- **MATERIAL FOR THE TASK**
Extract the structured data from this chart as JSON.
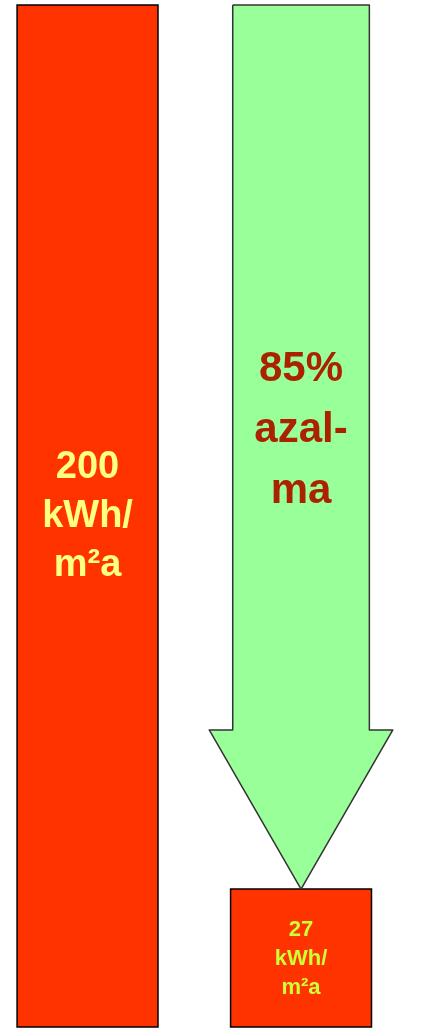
{
  "chart_data": {
    "type": "bar",
    "categories": [
      null,
      null
    ],
    "values": [
      200,
      27
    ],
    "colors": [
      "#ff3300",
      "#ff3300"
    ],
    "value_labels": [
      "200 kWh/m²a",
      "27 kWh/m²a"
    ],
    "annotations": [
      "85% azal-ma"
    ]
  }
}
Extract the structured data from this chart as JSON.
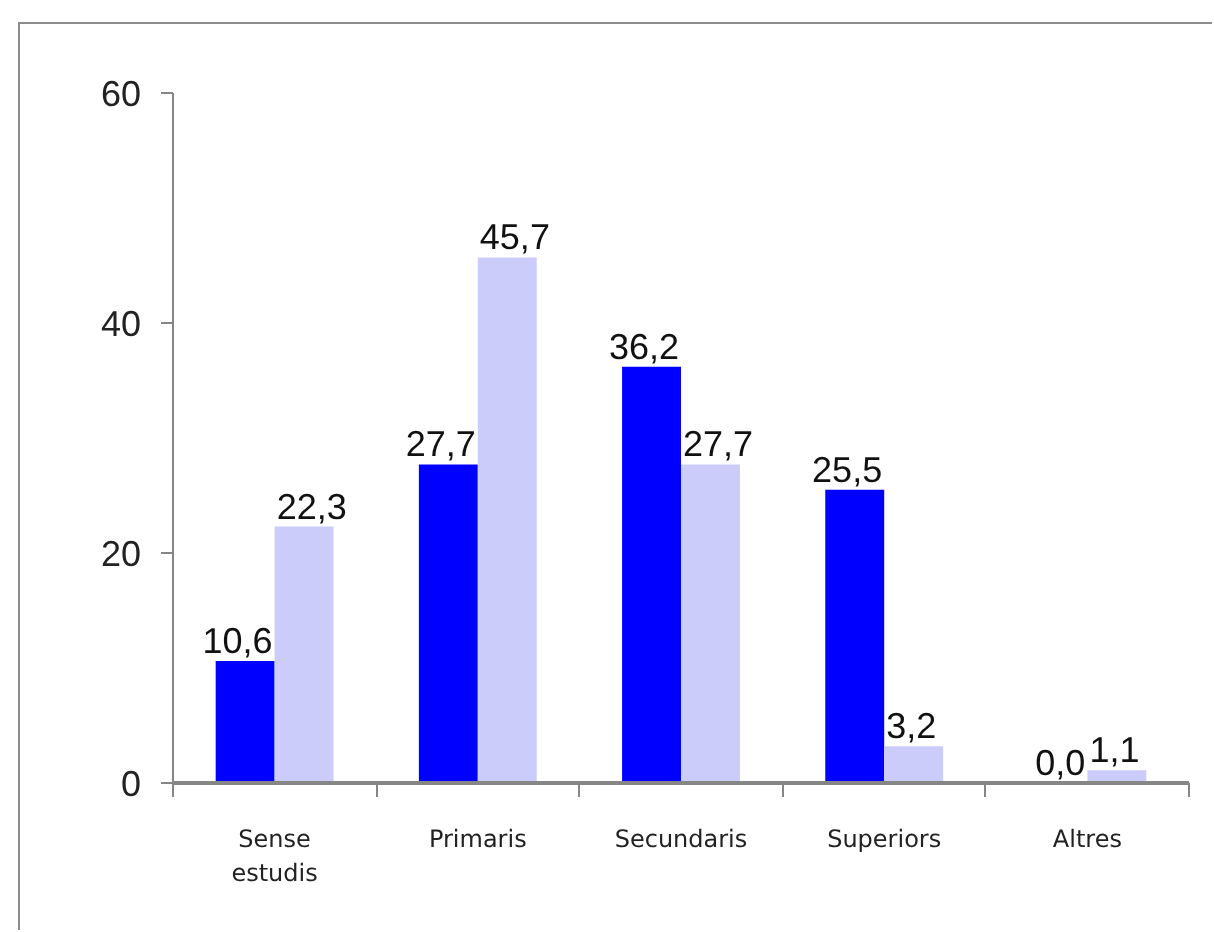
{
  "chart_data": {
    "type": "bar",
    "categories": [
      "Sense estudis",
      "Primaris",
      "Secundaris",
      "Superiors",
      "Altres"
    ],
    "series": [
      {
        "color": "#0000ff",
        "values": [
          10.6,
          27.7,
          36.2,
          25.5,
          0.0
        ],
        "value_labels": [
          "10,6",
          "27,7",
          "36,2",
          "25,5",
          "0,0"
        ]
      },
      {
        "color": "#ccccfb",
        "values": [
          22.3,
          45.7,
          27.7,
          3.2,
          1.1
        ],
        "value_labels": [
          "22,3",
          "45,7",
          "27,7",
          "3,2",
          "1,1"
        ]
      }
    ],
    "ylim": [
      0,
      60
    ],
    "yticks": [
      0,
      20,
      40,
      60
    ]
  }
}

- **EXERCISE OBJECTIVE**
Print the full listing exactly, dropping the pictures.

- **SOLUTION FOR THIS EXERCISE**
Extract the structured data from this chart as JSON.
{
  "chart_data": {
    "type": "bar",
    "categories": [
      null,
      null
    ],
    "values": [
      200,
      27
    ],
    "colors": [
      "#ff3300",
      "#ff3300"
    ],
    "value_labels": [
      "200 kWh/m²a",
      "27 kWh/m²a"
    ],
    "annotations": [
      "85% azal-ma"
    ]
  }
}
Extract the structured data from this chart as JSON.
{
  "chart_data": {
    "type": "bar",
    "categories": [
      "Sense estudis",
      "Primaris",
      "Secundaris",
      "Superiors",
      "Altres"
    ],
    "series": [
      {
        "color": "#0000ff",
        "values": [
          10.6,
          27.7,
          36.2,
          25.5,
          0.0
        ],
        "value_labels": [
          "10,6",
          "27,7",
          "36,2",
          "25,5",
          "0,0"
        ]
      },
      {
        "color": "#ccccfb",
        "values": [
          22.3,
          45.7,
          27.7,
          3.2,
          1.1
        ],
        "value_labels": [
          "22,3",
          "45,7",
          "27,7",
          "3,2",
          "1,1"
        ]
      }
    ],
    "ylim": [
      0,
      60
    ],
    "yticks": [
      0,
      20,
      40,
      60
    ]
  }
}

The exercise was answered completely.